◆ **Passage**
--------------------------------
Evan Sung for the New York Times

Image Credit: Evan Sung for the New York Times

A recent article in the Dining and Wine section of the New York Times led me to rethink the importance of visual culture in the current round of debates about food in America. In a shift from the usual conversation about how food is deceitfully misrepresented in branding or advertising, the article at hand got me thinking about the role played by the visual presentations of actual meals. Thinking about plating allows us to revisit the relationship between food and visual culture and reimagine sight as a creative component of foodways—instead of a predatory marketing ploy—with the potential to positively impact the ways we eat. 

The role of visual culture and rhetoric in marketing, branding and otherwise selling food has received a fair share of attention lately.  The opening sequence of Food Inc. (read Tim’s review here), for instance, tells us how the agrarian ideal depicted on our grocery store products masks the lurid industrialization of agribusiness. The seemingly omnipresent Michael Pollan (whose In Defense of Food is currently playing a central role in the rhetoric curriculum at UT Austin) often portrays sight as a villain, warning us never to eat anything we’ve SEEN advertised. Visual critiques of the fast food industry have even shown up in different ways on this blog (see here  and here ) .  For the moment, I want to ignore all of that and think about tweezers.

 Oliver Strand’s Times article on the culinary uses of surgical tweezers is unlikely to draw the attention of any but a niche audience of foodies and kitchen enthusiasts, but the descriptions of plating offered by the chefs he interviewed should catch the eye of anyone familiar with theories about photography, poetry or any number of aesthetic and cultural productions:

 “It’s harder to make it look like you didn’t try,” said the chef David Chang, whose kitchen crew at Momofuku Ko tweezes extensively. “It’s more difficult to make it seem it’s plated as it falls. That’s what we call it, ‘as it falls.’ It’s not rustic. It’s naturalistic. It sounds stupid, but you’re using tweezers to make it seem natural.”
--------------------------------
◆ **Supplied data**

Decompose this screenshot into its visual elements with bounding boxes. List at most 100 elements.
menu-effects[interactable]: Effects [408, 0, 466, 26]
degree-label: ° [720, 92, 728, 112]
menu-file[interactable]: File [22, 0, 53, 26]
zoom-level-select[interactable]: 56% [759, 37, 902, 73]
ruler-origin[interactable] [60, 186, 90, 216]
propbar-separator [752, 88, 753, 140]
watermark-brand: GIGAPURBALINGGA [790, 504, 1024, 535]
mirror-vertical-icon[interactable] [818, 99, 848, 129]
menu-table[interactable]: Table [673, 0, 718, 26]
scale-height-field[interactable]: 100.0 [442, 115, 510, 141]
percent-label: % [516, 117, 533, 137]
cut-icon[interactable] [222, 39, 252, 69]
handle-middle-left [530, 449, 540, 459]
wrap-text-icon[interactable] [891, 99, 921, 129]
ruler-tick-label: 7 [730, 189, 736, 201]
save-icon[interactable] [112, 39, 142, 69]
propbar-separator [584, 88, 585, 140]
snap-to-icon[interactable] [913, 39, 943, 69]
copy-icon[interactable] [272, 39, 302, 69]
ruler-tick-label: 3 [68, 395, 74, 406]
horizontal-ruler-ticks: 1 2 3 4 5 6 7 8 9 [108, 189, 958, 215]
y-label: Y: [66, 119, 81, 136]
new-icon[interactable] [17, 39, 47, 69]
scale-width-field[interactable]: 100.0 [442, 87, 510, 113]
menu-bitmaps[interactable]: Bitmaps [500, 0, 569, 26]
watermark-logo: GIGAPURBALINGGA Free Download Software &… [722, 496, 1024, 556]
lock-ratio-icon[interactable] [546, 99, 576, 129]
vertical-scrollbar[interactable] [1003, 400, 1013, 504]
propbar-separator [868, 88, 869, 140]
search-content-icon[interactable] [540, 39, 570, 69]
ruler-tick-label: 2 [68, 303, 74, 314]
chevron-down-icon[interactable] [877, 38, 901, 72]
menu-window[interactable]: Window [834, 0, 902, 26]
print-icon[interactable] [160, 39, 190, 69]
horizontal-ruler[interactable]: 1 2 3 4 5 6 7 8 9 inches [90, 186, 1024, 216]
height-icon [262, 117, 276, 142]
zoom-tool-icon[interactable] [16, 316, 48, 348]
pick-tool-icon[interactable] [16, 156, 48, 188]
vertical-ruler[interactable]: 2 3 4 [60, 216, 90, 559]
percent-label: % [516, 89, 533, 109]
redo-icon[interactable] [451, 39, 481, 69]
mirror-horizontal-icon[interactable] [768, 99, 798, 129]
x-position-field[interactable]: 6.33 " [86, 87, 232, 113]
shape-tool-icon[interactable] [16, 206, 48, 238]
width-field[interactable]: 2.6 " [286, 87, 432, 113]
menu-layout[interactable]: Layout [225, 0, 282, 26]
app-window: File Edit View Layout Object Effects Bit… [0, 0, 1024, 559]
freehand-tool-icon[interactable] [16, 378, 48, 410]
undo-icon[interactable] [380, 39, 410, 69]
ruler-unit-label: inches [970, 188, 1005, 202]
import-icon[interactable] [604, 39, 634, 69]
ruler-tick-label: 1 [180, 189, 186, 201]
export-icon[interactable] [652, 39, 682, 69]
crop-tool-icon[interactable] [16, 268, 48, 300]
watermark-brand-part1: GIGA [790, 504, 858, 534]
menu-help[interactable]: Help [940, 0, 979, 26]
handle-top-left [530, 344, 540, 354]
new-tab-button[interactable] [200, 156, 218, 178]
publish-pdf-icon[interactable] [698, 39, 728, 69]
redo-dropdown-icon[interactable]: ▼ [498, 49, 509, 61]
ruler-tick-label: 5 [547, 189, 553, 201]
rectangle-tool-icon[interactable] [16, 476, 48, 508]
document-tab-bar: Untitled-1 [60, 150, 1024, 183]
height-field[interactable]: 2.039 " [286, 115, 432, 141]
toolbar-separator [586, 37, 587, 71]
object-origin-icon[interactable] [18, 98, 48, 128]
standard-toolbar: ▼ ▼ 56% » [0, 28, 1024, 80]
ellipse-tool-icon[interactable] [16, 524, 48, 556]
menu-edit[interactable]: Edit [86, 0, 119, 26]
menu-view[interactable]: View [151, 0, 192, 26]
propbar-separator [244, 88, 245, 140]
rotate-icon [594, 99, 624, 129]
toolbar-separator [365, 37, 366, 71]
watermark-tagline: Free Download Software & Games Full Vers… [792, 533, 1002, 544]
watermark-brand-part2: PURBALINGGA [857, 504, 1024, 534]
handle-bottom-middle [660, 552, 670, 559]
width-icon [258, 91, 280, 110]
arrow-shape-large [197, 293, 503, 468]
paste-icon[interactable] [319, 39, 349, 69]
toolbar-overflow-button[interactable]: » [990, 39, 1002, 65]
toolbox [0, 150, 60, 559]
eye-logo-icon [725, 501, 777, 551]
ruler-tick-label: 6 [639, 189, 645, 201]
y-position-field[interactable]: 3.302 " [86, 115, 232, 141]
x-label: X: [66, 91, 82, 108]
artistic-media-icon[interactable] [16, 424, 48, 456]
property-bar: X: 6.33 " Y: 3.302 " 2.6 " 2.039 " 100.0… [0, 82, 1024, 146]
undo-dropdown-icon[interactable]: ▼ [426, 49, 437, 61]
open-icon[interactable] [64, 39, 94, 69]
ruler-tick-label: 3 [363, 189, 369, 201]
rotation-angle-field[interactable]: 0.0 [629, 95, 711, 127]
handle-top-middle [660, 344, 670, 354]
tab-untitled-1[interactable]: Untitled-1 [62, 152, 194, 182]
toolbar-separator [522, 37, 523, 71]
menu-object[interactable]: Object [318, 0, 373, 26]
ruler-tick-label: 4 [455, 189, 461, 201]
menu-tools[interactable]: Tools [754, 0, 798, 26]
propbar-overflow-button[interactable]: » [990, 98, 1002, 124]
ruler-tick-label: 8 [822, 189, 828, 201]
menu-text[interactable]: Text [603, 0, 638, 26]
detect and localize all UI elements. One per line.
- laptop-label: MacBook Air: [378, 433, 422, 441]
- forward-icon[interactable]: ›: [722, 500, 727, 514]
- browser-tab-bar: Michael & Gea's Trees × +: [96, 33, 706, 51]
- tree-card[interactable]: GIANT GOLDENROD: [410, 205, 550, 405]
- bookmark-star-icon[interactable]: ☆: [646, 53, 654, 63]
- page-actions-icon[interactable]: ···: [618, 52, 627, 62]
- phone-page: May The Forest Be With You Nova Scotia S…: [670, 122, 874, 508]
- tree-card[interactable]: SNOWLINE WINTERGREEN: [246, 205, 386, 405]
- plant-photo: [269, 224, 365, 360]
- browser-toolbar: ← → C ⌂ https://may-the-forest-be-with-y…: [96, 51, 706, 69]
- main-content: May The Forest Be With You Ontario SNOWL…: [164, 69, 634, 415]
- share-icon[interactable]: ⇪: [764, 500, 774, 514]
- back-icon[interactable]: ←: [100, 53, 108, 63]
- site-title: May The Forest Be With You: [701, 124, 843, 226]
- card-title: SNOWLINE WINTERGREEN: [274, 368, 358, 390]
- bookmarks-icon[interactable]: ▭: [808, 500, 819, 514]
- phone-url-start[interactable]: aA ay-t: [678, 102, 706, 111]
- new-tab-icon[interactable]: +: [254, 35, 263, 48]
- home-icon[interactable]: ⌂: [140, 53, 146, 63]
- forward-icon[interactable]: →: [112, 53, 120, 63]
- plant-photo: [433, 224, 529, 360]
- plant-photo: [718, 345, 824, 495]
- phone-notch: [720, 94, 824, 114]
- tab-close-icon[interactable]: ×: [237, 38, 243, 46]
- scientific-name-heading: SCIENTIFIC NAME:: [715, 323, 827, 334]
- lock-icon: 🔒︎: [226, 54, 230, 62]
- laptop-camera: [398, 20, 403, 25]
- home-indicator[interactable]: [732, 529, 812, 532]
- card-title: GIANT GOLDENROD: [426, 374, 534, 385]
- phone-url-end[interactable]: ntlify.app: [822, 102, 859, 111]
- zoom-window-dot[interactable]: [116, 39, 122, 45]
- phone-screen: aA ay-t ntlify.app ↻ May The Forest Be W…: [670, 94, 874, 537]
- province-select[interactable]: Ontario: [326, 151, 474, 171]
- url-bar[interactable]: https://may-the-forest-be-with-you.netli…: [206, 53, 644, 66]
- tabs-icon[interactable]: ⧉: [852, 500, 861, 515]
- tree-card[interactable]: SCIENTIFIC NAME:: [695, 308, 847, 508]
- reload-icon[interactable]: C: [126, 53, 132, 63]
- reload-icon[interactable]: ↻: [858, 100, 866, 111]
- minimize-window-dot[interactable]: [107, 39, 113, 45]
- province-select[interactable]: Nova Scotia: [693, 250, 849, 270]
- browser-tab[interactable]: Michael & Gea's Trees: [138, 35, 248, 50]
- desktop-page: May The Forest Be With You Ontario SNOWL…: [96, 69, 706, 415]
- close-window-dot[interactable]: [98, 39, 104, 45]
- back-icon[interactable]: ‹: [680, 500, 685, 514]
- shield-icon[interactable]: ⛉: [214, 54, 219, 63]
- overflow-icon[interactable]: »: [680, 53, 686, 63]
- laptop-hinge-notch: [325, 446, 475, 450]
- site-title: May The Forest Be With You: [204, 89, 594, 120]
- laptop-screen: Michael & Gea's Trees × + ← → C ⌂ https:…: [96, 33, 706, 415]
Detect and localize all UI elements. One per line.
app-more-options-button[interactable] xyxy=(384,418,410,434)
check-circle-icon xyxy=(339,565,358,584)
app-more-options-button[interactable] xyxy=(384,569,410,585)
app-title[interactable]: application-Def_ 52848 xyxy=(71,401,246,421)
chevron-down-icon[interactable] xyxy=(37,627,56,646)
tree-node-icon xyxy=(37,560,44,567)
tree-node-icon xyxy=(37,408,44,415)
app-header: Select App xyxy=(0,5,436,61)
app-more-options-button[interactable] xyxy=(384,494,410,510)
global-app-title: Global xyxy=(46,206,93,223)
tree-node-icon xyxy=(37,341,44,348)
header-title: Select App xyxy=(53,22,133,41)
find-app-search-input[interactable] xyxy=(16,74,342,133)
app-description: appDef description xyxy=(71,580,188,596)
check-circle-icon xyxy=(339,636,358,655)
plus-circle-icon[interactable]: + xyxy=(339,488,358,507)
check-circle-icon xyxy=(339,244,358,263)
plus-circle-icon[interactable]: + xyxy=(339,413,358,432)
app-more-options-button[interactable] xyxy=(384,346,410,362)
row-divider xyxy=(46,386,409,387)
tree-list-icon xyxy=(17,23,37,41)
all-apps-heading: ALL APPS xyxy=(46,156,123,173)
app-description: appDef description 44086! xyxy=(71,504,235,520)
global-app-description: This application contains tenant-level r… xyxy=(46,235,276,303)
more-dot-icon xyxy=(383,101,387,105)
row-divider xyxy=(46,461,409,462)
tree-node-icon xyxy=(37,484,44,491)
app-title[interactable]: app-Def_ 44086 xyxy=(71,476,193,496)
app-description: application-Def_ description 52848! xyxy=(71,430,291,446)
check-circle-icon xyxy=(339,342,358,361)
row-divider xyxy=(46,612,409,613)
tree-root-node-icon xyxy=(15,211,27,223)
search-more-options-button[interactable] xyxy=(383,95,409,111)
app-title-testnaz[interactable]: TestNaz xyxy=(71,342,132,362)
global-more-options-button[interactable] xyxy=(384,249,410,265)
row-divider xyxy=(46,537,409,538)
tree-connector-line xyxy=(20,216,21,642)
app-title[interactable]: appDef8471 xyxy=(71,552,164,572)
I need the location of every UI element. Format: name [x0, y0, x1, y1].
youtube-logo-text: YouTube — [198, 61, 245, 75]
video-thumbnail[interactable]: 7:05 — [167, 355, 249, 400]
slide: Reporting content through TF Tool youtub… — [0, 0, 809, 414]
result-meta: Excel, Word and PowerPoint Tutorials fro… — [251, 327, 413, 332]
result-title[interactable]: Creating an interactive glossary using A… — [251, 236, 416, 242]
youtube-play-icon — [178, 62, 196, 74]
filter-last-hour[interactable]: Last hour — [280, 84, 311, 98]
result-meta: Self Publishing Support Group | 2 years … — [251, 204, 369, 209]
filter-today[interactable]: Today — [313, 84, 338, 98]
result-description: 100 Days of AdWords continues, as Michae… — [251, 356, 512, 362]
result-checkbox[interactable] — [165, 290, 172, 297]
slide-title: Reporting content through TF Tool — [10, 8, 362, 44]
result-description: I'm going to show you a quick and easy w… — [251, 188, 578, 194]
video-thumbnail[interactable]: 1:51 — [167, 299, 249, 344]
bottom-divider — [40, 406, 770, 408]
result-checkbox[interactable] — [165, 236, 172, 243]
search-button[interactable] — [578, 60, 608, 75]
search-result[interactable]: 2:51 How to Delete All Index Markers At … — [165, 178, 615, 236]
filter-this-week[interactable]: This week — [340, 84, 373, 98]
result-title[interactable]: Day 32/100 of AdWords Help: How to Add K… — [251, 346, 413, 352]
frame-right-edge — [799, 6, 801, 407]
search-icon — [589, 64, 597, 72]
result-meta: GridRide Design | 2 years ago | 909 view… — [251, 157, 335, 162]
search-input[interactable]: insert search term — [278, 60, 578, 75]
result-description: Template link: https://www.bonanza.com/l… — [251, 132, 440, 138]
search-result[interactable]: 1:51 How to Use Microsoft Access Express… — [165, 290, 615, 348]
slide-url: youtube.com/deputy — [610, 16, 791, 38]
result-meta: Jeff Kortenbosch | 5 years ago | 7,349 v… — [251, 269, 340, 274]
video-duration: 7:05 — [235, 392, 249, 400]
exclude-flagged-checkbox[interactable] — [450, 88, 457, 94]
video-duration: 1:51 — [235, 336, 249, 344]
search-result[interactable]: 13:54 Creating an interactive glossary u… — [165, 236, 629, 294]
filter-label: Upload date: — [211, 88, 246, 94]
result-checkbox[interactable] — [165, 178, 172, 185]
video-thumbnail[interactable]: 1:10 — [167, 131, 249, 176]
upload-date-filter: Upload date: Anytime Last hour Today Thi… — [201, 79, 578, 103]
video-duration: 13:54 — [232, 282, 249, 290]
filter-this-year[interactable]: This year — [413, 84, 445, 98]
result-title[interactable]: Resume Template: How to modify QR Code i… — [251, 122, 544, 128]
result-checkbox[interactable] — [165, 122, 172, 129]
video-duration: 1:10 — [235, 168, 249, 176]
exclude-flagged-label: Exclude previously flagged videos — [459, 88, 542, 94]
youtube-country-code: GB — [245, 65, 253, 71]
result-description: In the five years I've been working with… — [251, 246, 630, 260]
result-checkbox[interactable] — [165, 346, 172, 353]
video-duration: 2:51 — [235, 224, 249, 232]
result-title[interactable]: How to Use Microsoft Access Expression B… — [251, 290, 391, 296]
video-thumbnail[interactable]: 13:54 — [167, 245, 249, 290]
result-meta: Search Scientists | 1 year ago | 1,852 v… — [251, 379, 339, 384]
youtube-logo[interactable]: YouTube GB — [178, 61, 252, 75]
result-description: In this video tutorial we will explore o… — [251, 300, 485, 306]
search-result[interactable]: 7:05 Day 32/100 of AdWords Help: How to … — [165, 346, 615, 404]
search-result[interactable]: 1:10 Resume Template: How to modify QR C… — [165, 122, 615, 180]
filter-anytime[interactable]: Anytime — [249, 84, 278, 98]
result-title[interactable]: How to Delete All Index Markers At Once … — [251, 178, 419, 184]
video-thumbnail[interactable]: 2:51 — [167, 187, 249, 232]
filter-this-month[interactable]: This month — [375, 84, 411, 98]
--------------------------------
◆ **Given request**
Using the passage on food plating, explain in one to three sentences why David Chang says his kitchen crew uses tweezers.

◆ **Answer below**
Chang says the tweezers are used to make a plate seem natural, as though the food was "plated as it falls." He calls this look naturalistic rather than rustic and says it is harder to achieve than it appears, because making it look like you didn't try takes more effort.